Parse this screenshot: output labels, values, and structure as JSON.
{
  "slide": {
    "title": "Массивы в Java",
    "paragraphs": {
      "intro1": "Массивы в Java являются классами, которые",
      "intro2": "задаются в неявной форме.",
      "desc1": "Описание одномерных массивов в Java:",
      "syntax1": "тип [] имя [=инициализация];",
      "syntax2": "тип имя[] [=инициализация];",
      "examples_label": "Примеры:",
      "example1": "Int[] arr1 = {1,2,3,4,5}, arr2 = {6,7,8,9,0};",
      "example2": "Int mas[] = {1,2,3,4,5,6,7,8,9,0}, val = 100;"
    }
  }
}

--*--

### Goal
Going through the entries above, report how many lines include the string "Java". The number alone is the answer.

### Written answer
3